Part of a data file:
────────────────────────────────────────
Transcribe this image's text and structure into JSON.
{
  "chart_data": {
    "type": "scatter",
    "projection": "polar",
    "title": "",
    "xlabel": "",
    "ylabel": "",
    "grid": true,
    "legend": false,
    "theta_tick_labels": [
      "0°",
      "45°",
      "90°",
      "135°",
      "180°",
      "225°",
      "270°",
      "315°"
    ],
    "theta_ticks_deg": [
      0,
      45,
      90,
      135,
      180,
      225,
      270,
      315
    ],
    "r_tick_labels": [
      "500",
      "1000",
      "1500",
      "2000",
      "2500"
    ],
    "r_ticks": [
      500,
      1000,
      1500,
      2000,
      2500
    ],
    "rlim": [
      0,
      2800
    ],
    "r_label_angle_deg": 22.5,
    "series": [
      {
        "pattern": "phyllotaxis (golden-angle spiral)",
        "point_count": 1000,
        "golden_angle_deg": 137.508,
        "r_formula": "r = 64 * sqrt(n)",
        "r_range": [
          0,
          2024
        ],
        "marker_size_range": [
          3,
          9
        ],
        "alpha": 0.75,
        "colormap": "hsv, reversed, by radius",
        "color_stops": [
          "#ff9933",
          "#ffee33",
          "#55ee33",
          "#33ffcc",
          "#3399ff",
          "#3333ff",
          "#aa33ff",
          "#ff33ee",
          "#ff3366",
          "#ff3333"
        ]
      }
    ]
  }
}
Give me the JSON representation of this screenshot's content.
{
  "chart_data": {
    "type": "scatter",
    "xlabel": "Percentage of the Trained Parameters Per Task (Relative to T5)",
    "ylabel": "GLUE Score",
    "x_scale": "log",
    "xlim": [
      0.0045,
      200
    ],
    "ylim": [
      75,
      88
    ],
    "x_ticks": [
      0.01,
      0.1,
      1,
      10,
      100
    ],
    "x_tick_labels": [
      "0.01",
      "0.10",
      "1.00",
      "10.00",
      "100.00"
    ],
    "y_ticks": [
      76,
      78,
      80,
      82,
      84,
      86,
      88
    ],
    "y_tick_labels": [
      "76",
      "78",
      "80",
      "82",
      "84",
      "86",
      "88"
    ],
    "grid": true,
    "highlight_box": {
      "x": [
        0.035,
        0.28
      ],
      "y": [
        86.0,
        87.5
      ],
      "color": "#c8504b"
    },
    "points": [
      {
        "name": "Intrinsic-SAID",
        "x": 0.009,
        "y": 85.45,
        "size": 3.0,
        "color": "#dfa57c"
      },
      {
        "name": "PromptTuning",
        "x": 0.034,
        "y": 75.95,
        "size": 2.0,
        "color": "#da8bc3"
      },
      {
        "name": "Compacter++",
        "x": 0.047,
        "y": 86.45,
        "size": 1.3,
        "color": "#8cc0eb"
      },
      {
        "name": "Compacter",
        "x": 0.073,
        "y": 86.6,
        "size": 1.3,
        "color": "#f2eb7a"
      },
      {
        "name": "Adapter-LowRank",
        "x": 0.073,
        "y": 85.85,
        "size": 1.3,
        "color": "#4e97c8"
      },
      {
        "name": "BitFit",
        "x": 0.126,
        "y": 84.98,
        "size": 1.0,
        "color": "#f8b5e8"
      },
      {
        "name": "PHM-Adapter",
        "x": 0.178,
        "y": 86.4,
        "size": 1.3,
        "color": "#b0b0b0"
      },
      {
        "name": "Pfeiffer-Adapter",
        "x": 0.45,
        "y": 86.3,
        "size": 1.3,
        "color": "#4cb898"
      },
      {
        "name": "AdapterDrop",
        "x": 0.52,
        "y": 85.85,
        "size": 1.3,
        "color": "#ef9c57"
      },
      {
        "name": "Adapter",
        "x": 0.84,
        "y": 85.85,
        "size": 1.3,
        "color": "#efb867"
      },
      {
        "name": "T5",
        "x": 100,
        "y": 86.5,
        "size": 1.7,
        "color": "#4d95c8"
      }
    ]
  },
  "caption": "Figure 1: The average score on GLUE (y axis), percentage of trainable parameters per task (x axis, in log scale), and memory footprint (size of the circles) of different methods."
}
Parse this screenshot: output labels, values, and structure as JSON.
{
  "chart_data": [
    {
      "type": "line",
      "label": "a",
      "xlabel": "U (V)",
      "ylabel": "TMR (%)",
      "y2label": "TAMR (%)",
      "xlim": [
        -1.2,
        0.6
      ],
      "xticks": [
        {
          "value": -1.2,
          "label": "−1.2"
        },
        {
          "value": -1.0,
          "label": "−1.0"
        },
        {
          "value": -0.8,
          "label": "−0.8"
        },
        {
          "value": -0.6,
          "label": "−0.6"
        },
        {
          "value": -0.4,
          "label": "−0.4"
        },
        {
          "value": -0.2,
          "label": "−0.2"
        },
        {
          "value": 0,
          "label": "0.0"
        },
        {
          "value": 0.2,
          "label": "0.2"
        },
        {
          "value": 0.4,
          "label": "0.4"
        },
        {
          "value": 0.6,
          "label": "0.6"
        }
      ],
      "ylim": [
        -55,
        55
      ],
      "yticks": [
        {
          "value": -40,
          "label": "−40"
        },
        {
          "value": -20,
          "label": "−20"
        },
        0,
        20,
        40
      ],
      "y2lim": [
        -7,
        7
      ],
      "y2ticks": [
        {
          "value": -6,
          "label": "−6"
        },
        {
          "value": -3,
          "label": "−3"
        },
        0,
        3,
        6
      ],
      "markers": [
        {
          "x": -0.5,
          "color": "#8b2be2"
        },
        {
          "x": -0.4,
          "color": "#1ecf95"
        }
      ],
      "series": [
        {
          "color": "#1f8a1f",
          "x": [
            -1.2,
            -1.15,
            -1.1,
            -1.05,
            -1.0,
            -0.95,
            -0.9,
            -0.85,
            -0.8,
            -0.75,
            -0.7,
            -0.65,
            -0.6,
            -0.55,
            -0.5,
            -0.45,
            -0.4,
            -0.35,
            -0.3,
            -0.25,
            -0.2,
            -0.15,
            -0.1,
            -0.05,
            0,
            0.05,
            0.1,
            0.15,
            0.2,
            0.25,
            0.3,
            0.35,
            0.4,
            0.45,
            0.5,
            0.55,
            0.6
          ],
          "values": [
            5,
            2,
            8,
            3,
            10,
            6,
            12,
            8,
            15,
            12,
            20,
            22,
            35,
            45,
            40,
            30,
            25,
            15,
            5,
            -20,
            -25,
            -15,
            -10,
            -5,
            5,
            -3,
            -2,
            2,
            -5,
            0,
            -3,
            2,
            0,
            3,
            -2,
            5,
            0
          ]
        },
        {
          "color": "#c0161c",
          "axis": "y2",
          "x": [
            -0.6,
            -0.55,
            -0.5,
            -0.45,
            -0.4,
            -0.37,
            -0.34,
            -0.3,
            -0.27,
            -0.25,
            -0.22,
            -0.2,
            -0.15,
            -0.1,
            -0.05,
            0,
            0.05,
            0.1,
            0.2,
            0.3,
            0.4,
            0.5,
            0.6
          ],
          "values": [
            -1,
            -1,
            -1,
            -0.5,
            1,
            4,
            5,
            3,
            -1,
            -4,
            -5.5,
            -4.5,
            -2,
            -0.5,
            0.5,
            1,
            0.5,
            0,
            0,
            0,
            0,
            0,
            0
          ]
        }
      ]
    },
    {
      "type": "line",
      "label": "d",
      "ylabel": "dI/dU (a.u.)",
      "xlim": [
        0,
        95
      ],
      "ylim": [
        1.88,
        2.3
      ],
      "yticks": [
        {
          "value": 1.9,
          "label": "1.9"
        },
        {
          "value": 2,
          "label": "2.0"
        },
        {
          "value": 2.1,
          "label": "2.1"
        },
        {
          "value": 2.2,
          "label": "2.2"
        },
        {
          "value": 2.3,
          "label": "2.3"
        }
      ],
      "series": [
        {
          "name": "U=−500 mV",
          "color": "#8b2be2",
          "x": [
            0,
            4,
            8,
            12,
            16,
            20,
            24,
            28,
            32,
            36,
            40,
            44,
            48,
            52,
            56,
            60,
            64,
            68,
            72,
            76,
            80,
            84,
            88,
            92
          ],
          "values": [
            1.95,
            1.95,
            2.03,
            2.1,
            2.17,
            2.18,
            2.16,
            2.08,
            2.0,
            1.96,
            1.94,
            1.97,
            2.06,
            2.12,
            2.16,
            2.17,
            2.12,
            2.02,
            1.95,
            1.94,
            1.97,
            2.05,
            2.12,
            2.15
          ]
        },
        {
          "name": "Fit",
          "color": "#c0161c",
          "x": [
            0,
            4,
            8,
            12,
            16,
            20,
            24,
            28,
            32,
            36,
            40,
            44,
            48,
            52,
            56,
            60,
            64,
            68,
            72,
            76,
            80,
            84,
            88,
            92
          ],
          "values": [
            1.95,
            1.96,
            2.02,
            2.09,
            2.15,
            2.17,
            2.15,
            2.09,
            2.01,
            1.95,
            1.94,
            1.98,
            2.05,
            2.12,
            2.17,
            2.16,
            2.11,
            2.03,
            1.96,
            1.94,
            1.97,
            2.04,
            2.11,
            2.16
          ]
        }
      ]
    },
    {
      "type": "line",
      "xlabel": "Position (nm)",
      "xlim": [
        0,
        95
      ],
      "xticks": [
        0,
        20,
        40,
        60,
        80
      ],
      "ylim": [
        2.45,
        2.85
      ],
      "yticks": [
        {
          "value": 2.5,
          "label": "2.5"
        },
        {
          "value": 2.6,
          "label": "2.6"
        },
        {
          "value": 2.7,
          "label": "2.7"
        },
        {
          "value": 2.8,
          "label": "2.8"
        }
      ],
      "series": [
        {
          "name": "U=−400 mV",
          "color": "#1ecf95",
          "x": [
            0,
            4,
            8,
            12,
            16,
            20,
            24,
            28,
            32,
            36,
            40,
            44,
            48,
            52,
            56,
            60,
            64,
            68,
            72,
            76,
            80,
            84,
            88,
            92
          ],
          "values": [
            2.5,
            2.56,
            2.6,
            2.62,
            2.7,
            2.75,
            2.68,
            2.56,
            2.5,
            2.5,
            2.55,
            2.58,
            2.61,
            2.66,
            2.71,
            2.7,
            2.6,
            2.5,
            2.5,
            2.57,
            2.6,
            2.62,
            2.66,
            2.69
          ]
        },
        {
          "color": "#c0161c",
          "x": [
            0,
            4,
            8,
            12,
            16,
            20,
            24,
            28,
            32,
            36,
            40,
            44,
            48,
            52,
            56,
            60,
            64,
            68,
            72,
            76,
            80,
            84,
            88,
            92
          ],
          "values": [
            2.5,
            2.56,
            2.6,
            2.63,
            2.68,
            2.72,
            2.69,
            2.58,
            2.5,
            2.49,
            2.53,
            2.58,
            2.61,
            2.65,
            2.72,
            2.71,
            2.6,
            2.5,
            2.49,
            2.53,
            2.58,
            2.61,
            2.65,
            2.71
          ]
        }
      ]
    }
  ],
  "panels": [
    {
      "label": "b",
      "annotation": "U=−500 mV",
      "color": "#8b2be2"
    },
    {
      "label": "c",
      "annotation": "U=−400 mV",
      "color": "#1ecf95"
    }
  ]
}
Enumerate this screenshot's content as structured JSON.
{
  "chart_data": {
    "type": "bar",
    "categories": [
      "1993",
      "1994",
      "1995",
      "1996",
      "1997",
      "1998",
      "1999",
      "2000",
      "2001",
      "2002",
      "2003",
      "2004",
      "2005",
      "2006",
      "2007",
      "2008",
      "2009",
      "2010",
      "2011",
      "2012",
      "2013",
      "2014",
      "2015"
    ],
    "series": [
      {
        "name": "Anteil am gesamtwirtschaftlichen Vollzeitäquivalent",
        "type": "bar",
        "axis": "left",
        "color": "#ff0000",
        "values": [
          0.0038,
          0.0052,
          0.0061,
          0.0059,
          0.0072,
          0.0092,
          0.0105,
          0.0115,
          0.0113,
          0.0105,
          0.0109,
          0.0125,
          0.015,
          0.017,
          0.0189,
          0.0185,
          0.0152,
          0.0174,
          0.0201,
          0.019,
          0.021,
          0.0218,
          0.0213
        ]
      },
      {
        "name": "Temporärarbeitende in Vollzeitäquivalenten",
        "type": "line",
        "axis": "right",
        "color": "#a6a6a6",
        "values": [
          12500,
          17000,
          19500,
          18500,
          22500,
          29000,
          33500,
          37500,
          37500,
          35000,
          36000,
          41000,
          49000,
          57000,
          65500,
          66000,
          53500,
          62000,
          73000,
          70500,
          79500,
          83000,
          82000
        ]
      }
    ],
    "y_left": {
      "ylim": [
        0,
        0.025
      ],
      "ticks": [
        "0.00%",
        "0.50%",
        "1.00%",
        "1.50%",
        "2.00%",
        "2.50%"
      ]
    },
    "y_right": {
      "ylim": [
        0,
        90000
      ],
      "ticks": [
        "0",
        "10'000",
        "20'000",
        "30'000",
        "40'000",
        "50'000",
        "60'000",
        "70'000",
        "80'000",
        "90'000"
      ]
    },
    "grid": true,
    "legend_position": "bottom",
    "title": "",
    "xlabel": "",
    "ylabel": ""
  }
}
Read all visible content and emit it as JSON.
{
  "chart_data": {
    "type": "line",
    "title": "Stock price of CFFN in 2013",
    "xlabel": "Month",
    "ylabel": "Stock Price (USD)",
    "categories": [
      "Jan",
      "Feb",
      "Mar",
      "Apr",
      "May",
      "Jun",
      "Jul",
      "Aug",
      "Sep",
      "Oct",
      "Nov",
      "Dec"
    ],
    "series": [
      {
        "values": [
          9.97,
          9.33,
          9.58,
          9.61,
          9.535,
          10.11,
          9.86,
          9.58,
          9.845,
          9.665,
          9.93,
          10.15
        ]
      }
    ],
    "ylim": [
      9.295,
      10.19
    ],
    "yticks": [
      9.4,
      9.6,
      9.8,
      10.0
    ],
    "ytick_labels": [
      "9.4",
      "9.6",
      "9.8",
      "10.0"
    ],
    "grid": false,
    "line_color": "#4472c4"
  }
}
────────────────────────────────────────
- [Given exercise]: Report each line in the preceding entries that holds the string "JSON".

- [Result of the exercise]:
Transcribe this image's text and structure into JSON.
Give me the JSON representation of this screenshot's content.
Parse this screenshot: output labels, values, and structure as JSON.
Enumerate this screenshot's content as structured JSON.
Read all visible content and emit it as JSON.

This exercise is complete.